[start of Recorded information]

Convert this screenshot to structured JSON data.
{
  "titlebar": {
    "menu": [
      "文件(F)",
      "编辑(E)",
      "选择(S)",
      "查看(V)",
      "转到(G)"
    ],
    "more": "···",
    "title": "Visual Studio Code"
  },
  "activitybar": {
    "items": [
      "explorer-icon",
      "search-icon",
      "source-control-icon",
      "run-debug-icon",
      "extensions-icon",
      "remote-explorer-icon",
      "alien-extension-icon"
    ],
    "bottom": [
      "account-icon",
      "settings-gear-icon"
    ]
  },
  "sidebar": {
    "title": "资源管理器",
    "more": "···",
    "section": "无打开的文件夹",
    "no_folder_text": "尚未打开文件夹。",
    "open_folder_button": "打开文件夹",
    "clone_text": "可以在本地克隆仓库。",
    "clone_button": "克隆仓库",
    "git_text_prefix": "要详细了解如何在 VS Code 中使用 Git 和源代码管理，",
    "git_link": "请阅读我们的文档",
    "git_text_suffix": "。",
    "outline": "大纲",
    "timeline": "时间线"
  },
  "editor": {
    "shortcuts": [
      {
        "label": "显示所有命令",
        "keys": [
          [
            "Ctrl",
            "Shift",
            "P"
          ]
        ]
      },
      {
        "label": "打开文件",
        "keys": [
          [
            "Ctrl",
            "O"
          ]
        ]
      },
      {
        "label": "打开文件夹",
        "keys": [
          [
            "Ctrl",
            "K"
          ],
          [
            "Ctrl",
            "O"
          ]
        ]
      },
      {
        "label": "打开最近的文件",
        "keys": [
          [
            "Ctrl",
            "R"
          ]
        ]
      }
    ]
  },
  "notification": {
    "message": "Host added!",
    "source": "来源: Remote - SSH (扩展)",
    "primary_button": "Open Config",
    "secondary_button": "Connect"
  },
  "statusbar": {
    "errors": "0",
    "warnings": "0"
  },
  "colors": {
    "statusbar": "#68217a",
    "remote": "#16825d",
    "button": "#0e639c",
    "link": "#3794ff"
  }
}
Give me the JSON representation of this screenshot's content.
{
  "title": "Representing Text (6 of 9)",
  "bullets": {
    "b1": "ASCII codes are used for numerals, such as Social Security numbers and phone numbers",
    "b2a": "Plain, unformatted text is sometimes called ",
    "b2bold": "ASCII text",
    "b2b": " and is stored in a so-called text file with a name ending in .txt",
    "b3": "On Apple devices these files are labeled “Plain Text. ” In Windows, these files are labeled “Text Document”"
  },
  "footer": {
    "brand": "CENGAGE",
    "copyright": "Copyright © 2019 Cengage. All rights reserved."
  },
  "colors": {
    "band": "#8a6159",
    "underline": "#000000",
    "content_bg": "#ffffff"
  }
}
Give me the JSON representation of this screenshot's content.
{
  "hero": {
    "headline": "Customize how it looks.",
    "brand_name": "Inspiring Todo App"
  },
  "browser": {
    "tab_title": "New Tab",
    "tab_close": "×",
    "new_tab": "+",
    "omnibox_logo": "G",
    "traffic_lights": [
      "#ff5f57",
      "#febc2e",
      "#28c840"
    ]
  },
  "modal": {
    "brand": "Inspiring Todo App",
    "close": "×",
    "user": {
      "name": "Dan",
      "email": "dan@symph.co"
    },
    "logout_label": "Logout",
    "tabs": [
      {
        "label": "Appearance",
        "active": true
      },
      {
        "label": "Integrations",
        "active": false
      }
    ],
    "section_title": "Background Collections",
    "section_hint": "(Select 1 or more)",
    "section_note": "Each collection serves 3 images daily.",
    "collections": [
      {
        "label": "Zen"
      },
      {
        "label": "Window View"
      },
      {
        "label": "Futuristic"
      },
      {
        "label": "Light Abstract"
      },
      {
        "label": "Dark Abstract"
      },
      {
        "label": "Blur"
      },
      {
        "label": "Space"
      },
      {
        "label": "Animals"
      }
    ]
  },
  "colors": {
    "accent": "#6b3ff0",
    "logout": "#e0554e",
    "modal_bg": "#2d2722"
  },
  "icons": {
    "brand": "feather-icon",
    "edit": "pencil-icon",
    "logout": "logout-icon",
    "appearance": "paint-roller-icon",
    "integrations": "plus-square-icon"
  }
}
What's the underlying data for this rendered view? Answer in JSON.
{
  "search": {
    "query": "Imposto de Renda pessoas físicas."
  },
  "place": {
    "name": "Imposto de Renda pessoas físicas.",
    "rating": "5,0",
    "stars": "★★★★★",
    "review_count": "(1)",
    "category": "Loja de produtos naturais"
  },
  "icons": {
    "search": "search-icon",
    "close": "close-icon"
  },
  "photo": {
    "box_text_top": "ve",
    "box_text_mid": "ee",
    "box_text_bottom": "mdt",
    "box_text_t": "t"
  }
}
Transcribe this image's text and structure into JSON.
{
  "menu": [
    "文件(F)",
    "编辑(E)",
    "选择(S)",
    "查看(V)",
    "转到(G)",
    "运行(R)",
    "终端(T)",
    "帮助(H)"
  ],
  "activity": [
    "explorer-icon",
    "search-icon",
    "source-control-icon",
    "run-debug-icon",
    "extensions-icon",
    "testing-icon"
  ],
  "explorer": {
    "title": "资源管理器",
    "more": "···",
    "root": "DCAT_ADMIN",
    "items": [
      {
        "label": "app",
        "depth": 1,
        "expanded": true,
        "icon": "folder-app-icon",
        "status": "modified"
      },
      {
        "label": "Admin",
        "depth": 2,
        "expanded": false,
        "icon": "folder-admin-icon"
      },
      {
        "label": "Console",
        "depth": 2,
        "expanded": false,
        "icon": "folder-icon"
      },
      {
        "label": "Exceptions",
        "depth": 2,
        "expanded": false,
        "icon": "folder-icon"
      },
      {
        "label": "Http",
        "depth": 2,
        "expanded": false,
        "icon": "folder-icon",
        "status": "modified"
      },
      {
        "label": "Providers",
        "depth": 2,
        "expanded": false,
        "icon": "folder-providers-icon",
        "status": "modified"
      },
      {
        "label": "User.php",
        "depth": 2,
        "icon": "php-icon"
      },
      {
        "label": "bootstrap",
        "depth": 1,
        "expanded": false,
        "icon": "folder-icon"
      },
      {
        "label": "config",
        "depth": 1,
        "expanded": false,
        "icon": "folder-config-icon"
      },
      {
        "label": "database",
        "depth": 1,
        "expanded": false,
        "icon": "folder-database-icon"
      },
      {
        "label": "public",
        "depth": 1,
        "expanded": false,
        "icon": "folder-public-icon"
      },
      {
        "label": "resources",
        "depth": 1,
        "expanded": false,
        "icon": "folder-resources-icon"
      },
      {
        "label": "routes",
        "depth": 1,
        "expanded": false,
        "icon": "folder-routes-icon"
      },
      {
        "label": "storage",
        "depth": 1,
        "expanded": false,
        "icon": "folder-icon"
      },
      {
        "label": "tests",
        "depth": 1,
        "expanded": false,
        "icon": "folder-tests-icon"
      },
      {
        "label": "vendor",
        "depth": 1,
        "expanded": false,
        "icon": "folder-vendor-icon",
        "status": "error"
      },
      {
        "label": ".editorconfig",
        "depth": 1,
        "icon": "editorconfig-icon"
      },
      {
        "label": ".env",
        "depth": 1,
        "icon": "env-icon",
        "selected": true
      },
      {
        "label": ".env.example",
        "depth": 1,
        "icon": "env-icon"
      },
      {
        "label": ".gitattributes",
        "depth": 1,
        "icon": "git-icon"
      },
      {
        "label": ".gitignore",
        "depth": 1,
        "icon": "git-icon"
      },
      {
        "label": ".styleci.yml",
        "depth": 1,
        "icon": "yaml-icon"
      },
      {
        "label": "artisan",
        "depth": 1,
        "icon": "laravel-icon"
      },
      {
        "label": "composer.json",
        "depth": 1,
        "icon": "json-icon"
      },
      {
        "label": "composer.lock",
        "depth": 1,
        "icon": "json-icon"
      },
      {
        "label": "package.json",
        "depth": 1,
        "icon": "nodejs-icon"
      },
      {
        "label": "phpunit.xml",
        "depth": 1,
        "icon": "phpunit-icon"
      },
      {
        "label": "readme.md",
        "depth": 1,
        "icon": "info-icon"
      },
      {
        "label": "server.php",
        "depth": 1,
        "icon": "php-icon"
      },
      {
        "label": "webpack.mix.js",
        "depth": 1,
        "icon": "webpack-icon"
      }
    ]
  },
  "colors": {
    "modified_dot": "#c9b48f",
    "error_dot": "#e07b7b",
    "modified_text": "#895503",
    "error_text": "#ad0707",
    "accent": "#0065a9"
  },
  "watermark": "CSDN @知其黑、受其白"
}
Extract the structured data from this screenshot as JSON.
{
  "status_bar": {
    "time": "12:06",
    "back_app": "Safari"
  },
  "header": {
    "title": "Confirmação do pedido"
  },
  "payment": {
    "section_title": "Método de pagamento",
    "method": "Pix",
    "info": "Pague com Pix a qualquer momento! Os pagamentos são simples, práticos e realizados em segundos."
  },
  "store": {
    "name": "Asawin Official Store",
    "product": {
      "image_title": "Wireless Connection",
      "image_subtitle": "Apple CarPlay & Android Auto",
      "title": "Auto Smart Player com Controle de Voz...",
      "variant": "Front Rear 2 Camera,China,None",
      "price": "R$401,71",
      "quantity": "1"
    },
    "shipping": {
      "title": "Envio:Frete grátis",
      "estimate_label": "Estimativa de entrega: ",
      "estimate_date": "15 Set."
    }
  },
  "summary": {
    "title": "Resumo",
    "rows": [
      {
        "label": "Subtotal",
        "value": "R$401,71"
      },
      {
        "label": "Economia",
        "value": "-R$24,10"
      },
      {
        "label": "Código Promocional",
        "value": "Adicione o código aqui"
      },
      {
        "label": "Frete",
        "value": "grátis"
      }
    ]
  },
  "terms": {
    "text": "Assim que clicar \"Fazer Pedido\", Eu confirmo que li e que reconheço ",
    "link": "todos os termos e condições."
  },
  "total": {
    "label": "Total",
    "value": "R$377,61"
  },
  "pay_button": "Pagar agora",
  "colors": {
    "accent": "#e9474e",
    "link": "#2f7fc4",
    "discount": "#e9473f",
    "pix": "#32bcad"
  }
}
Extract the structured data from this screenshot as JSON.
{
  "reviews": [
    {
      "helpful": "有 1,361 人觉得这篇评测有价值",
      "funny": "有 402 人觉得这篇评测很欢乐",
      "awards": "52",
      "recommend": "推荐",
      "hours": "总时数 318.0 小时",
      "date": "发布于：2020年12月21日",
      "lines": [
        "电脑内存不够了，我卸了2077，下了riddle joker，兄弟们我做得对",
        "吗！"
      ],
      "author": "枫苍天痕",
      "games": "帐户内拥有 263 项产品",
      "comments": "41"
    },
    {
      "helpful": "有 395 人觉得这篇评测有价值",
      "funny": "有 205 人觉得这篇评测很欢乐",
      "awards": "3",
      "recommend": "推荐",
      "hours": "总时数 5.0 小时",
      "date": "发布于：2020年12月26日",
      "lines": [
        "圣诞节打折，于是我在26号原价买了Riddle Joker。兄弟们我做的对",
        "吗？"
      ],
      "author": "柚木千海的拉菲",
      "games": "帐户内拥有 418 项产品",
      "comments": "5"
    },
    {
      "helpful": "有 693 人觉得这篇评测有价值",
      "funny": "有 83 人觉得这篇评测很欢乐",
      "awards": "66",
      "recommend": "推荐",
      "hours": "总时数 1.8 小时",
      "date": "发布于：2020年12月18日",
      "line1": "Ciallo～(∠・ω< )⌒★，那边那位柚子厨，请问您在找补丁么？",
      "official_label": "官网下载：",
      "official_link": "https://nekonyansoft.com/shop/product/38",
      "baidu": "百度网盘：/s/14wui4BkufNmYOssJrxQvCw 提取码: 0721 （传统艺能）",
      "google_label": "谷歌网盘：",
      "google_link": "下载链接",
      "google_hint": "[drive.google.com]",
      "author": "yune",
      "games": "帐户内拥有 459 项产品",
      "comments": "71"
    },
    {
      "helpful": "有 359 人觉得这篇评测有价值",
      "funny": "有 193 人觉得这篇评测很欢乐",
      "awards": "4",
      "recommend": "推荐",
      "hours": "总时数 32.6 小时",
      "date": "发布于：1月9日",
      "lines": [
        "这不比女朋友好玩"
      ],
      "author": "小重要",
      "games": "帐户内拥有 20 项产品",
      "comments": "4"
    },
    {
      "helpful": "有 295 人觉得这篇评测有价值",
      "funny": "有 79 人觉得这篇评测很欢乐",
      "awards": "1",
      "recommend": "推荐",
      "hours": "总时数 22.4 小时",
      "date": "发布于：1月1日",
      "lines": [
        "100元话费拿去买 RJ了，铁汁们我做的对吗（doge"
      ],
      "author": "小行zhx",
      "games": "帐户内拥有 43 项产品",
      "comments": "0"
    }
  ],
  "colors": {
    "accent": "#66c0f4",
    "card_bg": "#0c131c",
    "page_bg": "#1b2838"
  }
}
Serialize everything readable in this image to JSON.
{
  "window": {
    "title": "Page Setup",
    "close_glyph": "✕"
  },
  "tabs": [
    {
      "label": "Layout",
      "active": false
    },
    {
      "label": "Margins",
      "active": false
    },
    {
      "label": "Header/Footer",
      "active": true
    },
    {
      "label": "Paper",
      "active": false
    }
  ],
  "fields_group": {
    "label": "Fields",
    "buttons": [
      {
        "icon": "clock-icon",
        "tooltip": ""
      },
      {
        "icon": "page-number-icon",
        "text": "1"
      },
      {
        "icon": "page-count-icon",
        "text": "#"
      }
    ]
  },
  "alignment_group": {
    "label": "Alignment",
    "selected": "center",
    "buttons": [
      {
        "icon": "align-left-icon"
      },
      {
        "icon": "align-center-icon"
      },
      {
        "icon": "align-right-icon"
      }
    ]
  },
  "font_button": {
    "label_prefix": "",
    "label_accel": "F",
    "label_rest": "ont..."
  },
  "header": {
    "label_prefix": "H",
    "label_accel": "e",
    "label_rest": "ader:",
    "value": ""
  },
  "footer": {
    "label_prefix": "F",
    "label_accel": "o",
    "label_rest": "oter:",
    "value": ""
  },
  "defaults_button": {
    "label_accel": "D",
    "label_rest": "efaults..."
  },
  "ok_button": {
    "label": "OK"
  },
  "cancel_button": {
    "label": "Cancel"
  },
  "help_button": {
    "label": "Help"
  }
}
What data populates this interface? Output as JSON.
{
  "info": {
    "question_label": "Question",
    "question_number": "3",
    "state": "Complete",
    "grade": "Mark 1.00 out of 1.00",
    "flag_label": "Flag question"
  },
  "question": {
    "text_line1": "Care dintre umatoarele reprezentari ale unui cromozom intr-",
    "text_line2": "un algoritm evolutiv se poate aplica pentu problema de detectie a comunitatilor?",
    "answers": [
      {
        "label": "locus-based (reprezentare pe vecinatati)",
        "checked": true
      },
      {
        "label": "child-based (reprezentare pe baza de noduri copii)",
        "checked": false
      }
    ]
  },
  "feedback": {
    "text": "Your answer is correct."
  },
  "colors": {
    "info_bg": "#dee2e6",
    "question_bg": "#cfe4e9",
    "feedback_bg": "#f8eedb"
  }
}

[end of Recorded information]

Short exercise:
Reproduce every line of the listing above in which the string "reprezentare" appears.

Reply:
        "label": "locus-based (reprezentare pe vecinatati)",
        "label": "child-based (reprezentare pe baza de noduri copii)",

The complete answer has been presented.